[Stored items]
_ _ _ _ _ _ _
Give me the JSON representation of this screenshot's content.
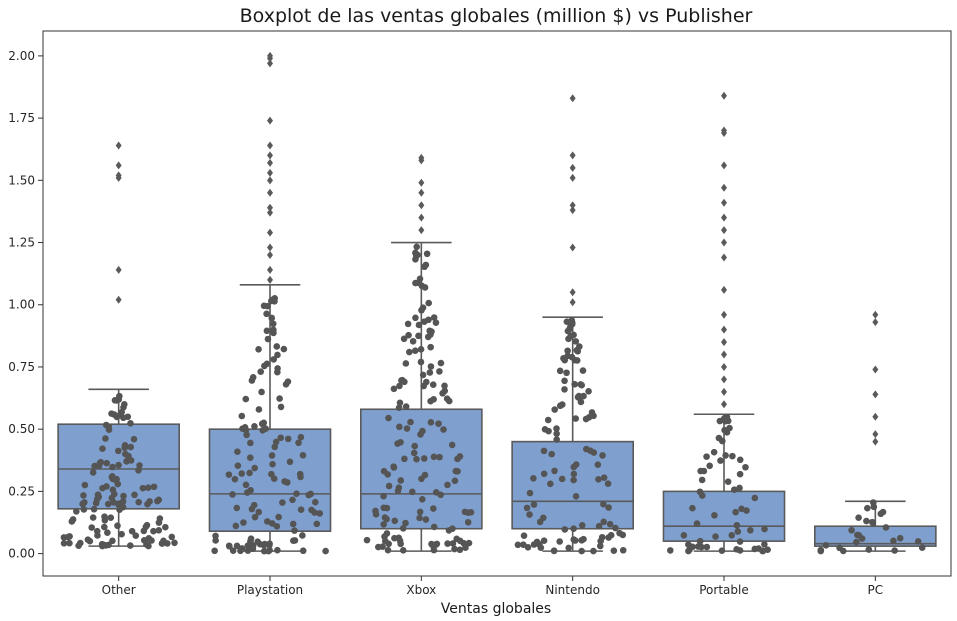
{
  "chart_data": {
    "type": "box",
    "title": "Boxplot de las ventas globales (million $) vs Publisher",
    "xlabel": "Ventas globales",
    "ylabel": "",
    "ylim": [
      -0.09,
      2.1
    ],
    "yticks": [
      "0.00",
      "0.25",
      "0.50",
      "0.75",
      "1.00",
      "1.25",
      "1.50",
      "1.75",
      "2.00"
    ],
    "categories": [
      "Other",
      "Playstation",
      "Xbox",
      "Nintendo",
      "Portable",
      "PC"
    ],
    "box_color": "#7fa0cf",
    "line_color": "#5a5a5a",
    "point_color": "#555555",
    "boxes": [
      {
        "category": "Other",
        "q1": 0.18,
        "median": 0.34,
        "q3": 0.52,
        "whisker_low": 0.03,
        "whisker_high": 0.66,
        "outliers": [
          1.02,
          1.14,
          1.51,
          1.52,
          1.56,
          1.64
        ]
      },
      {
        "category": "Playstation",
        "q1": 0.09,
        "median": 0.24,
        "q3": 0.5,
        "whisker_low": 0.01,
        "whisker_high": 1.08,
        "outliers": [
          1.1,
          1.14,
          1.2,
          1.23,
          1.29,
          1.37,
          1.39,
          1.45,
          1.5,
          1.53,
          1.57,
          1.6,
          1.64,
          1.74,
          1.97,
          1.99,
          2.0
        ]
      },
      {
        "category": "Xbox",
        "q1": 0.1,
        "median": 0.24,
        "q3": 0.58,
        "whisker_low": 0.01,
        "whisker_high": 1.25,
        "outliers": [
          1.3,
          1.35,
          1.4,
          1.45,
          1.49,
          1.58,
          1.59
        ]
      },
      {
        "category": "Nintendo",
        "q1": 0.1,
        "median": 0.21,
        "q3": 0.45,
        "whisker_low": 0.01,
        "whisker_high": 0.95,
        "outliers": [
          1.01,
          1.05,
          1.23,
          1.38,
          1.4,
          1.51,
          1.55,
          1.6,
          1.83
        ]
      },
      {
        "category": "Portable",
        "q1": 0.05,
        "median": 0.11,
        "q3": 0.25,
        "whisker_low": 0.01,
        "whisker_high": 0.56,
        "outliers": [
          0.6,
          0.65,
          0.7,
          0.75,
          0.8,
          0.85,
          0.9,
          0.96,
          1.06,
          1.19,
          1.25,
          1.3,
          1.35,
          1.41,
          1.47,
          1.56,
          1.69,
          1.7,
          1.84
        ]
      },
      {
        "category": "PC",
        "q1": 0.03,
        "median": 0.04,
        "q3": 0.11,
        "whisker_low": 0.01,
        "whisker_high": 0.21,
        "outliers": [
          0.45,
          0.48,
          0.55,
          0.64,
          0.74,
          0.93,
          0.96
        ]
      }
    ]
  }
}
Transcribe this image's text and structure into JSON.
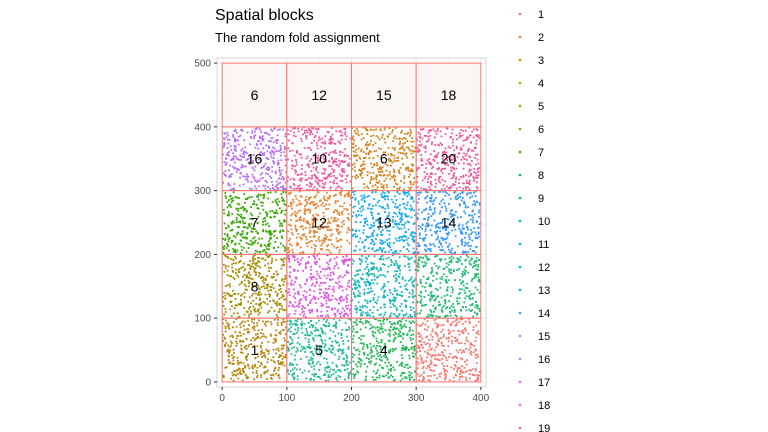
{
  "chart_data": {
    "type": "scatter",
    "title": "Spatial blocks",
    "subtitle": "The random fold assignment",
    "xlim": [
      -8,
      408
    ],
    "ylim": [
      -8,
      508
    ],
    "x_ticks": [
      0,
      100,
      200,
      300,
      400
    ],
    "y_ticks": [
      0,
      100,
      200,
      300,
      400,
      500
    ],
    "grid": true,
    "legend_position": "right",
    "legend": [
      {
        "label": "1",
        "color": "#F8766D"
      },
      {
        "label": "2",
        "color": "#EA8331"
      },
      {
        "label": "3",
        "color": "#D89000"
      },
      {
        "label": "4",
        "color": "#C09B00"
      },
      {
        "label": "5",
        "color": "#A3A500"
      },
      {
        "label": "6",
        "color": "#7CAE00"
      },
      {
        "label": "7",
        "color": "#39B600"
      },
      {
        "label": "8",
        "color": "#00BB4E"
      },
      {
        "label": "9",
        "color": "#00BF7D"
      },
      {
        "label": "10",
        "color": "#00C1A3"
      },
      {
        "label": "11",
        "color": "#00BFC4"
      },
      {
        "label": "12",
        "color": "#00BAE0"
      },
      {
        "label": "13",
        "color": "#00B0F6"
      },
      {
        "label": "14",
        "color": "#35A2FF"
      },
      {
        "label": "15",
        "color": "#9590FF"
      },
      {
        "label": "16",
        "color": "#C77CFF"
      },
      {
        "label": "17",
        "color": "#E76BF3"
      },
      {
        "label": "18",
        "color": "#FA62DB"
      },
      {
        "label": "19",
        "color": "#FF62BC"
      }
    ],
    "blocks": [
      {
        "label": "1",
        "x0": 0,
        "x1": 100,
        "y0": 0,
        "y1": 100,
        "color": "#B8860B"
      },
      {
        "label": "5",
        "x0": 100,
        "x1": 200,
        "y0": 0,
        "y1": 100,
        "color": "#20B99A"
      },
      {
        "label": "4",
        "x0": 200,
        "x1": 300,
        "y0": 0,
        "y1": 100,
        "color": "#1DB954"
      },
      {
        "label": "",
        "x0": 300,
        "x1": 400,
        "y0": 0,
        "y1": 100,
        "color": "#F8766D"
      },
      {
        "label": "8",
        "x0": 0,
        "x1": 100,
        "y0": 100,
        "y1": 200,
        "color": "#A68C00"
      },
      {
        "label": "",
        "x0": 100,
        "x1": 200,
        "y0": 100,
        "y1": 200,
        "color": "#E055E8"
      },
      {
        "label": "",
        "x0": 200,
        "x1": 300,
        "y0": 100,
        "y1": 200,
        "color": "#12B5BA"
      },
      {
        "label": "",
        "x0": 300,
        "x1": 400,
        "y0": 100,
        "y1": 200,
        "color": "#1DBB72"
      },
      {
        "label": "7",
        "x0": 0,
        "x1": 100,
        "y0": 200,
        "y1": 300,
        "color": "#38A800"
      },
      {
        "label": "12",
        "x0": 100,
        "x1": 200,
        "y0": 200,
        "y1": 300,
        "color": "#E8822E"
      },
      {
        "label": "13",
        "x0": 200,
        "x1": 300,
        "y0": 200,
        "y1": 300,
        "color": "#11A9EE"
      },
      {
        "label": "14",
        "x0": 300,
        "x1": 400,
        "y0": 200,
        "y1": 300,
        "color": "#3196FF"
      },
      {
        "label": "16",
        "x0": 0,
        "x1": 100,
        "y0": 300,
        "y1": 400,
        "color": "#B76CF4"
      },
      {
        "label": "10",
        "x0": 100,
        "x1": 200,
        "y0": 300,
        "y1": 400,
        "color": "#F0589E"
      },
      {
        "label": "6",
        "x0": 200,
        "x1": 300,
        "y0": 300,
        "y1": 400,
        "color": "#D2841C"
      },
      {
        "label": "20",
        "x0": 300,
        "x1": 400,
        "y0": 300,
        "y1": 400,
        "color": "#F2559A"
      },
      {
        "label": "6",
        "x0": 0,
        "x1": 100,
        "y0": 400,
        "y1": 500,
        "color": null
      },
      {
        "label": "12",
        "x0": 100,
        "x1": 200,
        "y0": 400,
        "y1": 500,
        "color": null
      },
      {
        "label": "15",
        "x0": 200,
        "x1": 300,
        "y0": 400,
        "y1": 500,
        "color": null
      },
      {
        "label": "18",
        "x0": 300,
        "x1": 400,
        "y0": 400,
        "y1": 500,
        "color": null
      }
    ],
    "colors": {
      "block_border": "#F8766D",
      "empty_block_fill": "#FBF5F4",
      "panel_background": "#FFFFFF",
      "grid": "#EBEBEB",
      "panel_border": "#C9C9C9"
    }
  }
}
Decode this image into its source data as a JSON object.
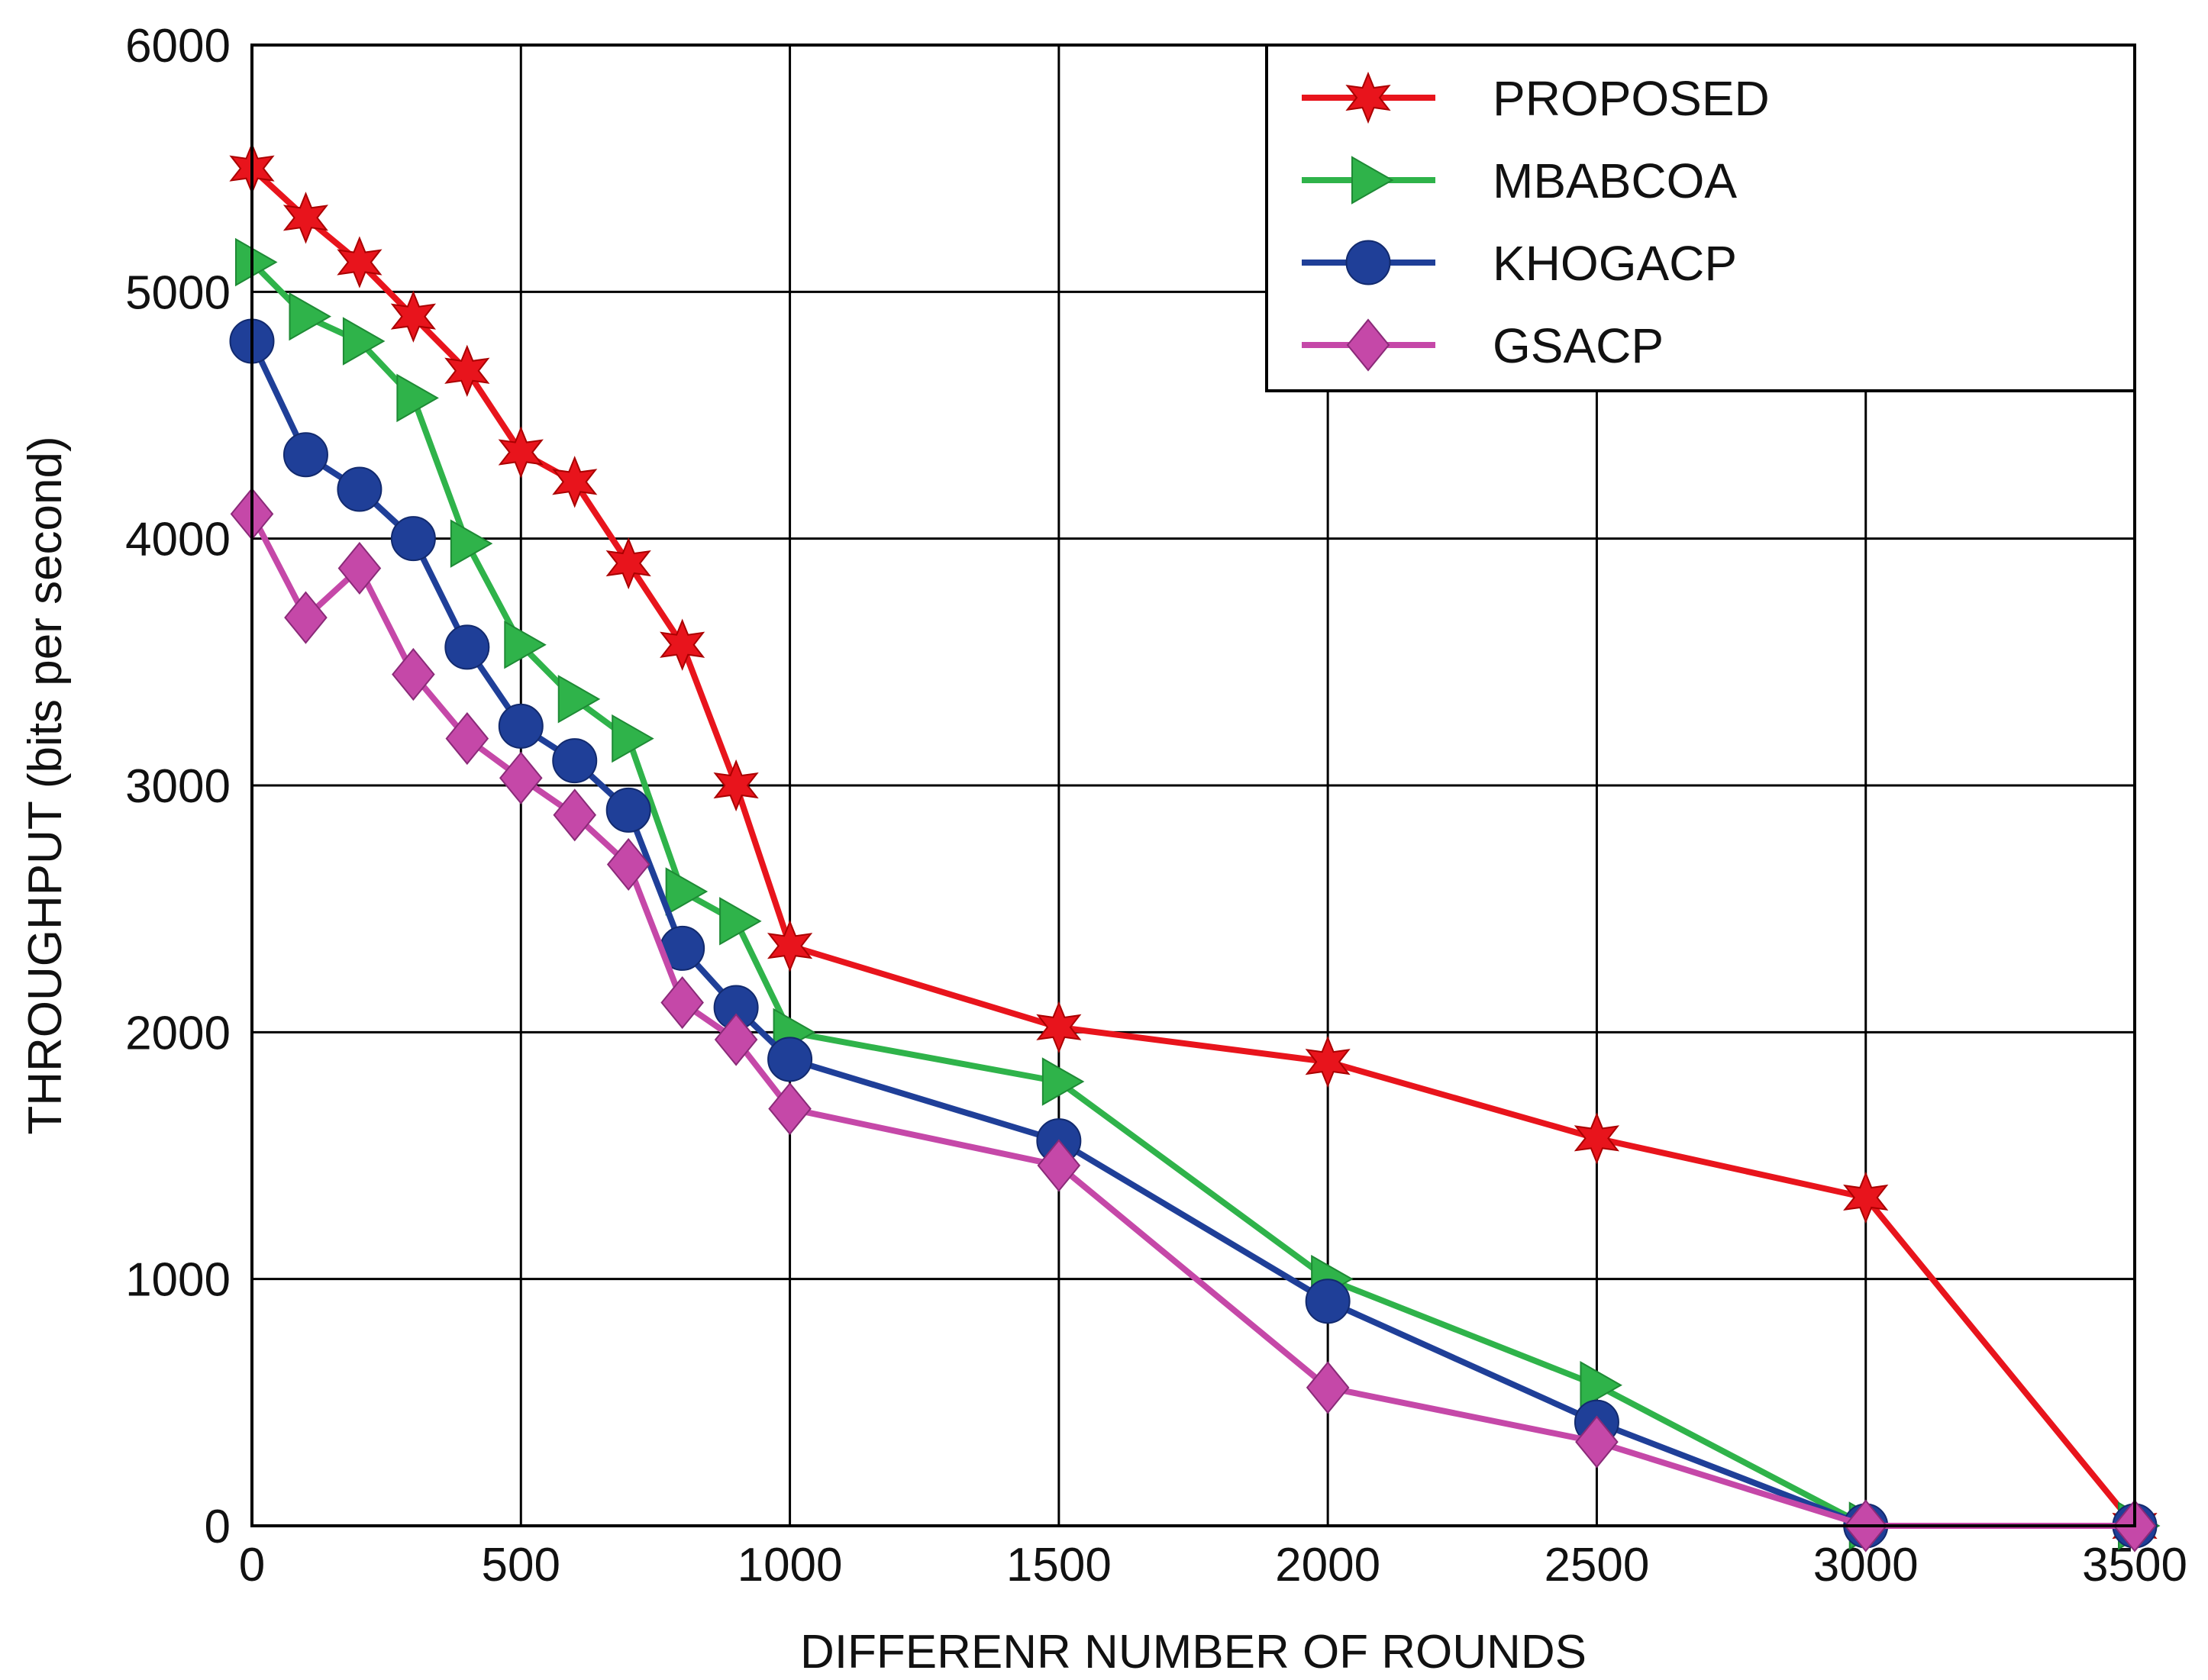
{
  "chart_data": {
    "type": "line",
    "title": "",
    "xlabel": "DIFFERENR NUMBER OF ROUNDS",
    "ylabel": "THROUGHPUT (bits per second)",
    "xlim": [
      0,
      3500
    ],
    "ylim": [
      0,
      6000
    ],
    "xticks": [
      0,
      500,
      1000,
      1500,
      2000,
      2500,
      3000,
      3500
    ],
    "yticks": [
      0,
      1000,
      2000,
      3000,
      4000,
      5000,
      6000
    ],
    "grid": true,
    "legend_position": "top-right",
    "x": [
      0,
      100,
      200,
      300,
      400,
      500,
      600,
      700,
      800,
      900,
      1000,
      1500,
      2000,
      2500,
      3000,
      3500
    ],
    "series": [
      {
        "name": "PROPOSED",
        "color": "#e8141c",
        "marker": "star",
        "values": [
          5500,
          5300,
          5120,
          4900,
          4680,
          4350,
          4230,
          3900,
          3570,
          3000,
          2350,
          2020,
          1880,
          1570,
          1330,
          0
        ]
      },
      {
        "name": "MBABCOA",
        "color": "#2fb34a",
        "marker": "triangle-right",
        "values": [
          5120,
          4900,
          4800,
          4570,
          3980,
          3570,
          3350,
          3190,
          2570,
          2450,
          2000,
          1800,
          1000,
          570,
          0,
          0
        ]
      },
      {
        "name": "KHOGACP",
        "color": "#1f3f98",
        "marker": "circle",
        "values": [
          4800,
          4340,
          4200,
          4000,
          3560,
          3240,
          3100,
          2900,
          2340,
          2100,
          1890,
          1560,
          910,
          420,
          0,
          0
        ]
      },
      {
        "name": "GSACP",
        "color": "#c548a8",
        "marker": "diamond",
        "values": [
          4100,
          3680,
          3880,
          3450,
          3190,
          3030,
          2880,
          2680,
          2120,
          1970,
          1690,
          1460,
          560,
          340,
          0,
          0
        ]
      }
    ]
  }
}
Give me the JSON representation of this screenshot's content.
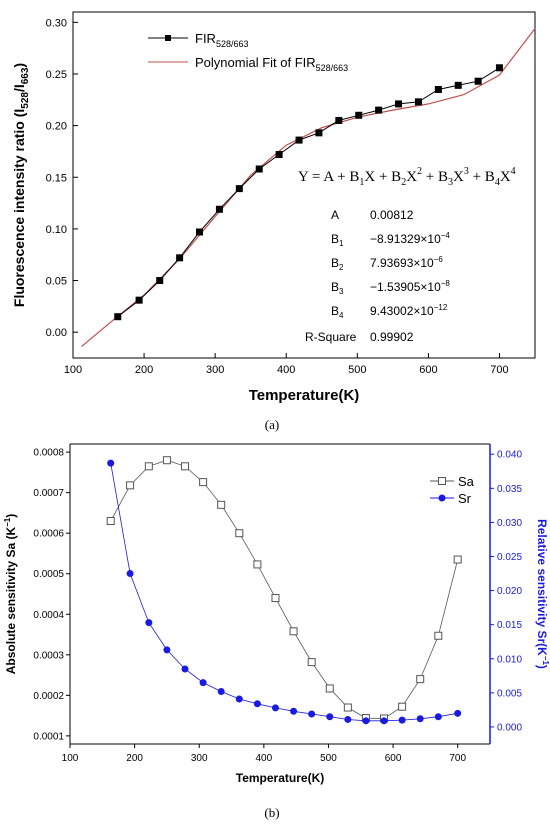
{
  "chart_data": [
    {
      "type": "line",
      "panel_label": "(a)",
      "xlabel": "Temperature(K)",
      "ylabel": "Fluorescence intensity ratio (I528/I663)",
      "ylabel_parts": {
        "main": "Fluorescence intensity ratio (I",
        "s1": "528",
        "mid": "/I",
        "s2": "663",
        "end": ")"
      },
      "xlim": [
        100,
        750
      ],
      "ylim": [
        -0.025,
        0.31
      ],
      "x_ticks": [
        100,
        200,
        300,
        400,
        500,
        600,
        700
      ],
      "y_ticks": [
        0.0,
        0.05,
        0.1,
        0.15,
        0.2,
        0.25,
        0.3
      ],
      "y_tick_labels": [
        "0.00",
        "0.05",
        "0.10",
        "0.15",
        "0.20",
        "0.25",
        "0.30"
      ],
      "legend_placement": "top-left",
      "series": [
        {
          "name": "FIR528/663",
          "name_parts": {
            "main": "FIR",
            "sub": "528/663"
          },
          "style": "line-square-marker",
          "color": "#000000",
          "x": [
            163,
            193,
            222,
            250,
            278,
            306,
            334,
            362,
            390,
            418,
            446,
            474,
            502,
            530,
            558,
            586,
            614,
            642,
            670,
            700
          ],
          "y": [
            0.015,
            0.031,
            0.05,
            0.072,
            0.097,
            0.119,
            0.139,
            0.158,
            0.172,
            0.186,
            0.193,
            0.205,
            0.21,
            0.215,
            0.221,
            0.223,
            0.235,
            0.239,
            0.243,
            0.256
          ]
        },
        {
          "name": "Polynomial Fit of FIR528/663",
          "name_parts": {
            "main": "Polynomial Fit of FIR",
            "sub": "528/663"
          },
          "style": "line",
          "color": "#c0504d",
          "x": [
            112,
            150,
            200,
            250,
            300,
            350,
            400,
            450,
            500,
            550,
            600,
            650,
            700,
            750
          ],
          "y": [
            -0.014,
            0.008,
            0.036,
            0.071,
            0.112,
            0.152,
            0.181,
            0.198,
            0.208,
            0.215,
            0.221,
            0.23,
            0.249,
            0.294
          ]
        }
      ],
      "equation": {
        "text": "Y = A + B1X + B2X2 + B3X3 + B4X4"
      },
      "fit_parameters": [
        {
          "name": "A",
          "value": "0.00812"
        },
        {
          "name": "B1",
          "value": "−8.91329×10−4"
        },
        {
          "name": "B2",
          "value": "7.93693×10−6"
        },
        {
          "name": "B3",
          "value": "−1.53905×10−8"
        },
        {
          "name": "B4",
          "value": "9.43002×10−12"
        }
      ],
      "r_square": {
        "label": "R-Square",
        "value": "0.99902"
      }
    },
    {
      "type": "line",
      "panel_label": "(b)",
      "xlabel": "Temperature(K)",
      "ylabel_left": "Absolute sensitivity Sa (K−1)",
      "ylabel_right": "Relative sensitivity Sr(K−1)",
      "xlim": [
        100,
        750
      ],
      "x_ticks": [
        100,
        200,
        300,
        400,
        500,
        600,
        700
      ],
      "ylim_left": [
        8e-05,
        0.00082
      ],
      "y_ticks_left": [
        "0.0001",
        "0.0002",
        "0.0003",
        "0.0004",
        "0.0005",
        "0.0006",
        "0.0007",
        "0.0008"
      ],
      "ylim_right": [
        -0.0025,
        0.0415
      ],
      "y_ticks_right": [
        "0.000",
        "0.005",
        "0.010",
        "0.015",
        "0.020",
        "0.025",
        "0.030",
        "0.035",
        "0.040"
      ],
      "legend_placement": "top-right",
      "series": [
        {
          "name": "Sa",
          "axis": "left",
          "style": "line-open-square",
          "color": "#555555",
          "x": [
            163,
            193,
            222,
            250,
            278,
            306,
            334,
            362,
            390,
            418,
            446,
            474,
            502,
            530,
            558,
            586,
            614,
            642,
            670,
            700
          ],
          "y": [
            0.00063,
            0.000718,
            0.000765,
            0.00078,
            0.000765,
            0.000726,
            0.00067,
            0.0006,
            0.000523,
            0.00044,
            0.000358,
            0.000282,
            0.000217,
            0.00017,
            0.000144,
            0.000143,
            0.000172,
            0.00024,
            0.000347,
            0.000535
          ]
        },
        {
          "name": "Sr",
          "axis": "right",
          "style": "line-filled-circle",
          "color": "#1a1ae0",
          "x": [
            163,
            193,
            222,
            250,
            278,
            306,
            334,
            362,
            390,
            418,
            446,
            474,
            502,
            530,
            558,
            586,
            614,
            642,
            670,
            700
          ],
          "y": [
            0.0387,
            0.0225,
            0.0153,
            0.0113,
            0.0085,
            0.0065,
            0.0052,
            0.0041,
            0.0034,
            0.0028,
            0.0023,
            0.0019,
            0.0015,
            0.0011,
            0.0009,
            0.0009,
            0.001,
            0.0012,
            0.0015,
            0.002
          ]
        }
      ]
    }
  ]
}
_ _ _ _ _ _ _
• _Exercise aim_
From the listing above, copy every line that includes the word "sensitivity".

• _Exercise response_
      "ylabel_left": "Absolute sensitivity Sa (K−1)",
      "ylabel_right": "Relative sensitivity Sr(K−1)",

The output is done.